● DATA EXTRACT:

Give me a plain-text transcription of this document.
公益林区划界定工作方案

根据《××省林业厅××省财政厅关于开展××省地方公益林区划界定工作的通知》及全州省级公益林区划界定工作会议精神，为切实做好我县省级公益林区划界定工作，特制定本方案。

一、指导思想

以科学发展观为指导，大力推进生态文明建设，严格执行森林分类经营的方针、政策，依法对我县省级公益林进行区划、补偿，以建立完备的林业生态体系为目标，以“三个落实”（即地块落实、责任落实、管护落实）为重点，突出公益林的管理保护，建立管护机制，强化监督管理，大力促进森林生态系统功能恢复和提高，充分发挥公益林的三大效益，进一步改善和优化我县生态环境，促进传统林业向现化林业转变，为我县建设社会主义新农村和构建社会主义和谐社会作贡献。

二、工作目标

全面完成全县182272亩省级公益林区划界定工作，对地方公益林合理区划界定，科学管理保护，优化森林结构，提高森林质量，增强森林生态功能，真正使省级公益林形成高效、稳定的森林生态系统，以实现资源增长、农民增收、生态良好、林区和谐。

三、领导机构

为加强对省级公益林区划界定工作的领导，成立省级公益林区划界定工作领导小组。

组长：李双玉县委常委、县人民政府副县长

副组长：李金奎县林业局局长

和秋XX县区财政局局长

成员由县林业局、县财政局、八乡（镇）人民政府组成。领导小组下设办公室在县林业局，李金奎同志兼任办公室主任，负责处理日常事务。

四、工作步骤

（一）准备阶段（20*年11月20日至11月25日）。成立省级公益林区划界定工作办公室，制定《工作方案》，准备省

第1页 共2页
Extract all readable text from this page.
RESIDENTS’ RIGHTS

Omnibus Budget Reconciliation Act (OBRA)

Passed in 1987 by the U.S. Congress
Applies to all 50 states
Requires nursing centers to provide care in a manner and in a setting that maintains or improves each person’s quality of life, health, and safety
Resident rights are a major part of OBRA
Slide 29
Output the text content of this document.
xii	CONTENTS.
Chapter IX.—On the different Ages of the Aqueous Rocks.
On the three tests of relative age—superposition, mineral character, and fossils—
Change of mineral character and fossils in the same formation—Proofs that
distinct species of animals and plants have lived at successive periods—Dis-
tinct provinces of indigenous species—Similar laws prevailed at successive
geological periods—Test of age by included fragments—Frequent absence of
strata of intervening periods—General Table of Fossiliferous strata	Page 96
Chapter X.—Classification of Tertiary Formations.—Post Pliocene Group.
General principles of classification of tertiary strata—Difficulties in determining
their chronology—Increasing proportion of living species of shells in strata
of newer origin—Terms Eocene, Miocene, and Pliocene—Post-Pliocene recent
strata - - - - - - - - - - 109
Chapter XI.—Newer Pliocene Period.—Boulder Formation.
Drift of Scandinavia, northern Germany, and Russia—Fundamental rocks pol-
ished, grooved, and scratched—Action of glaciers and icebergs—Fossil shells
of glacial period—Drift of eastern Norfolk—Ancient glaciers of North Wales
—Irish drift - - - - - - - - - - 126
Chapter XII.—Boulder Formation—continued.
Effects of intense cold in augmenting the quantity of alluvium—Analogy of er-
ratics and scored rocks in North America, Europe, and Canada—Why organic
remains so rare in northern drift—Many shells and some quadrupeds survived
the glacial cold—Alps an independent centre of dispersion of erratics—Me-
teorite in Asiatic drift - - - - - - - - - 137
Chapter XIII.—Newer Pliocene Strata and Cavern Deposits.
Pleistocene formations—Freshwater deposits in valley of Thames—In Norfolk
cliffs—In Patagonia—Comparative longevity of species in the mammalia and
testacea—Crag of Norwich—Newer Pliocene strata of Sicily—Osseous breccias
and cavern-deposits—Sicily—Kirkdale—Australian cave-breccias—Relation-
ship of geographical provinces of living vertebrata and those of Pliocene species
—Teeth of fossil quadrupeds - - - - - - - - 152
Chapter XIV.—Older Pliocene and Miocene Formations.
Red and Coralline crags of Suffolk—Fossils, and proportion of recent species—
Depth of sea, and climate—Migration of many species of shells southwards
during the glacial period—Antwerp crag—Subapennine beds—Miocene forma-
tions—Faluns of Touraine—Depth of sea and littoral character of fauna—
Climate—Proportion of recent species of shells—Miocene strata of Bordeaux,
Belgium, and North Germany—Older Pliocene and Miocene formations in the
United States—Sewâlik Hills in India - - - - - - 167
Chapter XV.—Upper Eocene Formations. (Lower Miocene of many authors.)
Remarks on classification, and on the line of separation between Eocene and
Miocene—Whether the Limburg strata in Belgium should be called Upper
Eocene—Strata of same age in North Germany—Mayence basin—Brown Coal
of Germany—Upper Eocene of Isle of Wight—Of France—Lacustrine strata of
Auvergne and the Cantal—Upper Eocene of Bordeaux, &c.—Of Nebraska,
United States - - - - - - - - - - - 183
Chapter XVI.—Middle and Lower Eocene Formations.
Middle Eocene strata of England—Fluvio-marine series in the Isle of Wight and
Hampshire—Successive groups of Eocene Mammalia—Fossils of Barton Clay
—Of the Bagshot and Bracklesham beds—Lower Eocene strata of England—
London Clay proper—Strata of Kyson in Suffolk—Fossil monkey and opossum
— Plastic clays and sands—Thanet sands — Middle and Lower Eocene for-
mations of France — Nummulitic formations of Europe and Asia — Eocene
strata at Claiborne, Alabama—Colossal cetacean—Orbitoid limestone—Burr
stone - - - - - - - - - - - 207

● YOUR GOAL: In the entries above, locate every line with the word "France" and copy it.

● EXERCISE RESULT:
of Germany—Upper Eocene of Isle of Wight—Of France—Lacustrine strata of
mations of France — Nummulitic formations of Europe and Asia — Eocene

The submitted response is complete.